Stated task
In the material below, list every line carrying the string "Share".

[Dataset entries on figures]
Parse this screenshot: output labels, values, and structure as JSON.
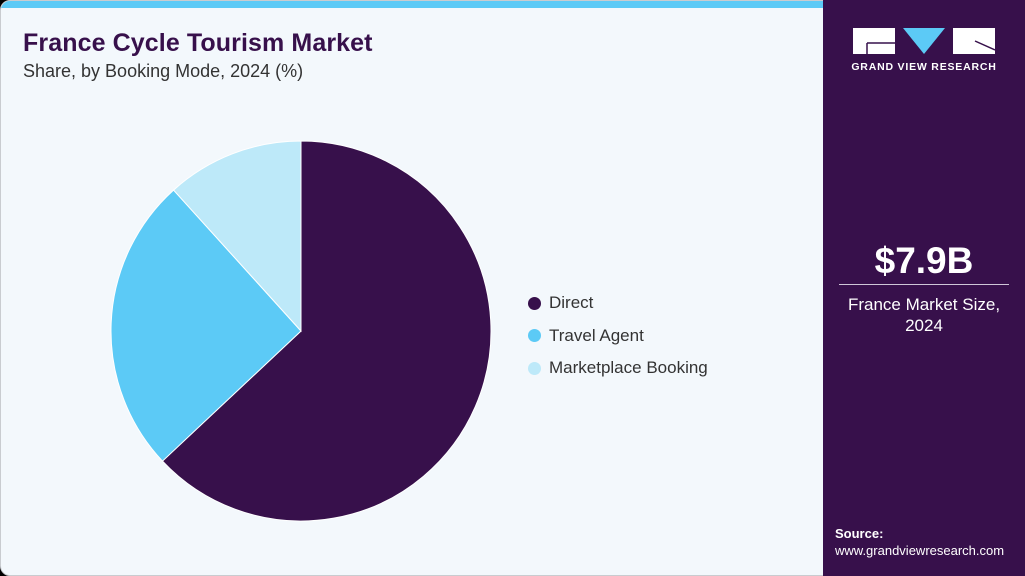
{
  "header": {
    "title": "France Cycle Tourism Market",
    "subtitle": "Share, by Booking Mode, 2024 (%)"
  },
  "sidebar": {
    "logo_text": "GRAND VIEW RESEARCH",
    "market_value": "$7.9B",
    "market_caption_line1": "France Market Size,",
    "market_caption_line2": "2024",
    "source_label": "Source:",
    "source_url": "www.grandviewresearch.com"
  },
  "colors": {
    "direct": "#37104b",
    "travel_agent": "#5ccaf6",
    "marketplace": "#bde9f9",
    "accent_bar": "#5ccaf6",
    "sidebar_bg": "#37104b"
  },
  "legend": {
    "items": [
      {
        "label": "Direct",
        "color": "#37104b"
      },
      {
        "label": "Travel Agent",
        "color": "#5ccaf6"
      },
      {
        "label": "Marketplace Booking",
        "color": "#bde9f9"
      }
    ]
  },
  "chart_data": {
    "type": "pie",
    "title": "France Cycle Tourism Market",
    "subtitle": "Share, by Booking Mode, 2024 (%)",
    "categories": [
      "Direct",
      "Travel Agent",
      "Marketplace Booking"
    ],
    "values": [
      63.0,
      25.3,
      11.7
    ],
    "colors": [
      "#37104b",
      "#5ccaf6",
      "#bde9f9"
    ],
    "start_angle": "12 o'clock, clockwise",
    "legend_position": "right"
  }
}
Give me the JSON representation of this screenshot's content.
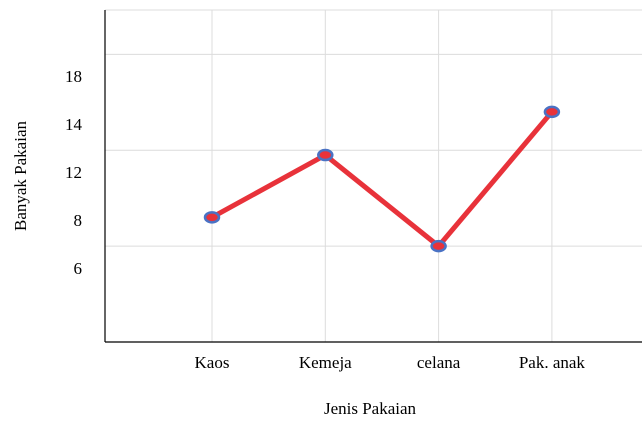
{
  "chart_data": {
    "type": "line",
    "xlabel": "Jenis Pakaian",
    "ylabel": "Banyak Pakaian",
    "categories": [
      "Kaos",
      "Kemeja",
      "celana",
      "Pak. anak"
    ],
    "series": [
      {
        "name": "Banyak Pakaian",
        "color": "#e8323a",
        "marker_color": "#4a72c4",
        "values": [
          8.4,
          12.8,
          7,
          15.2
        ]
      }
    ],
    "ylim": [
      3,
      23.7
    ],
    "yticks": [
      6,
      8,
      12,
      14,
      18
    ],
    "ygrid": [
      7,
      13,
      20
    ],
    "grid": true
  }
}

Answer for this exercise
    "subtitle": "Share, by Booking Mode, 2024 (%)"
    "subtitle": "Share, by Booking Mode, 2024 (%)",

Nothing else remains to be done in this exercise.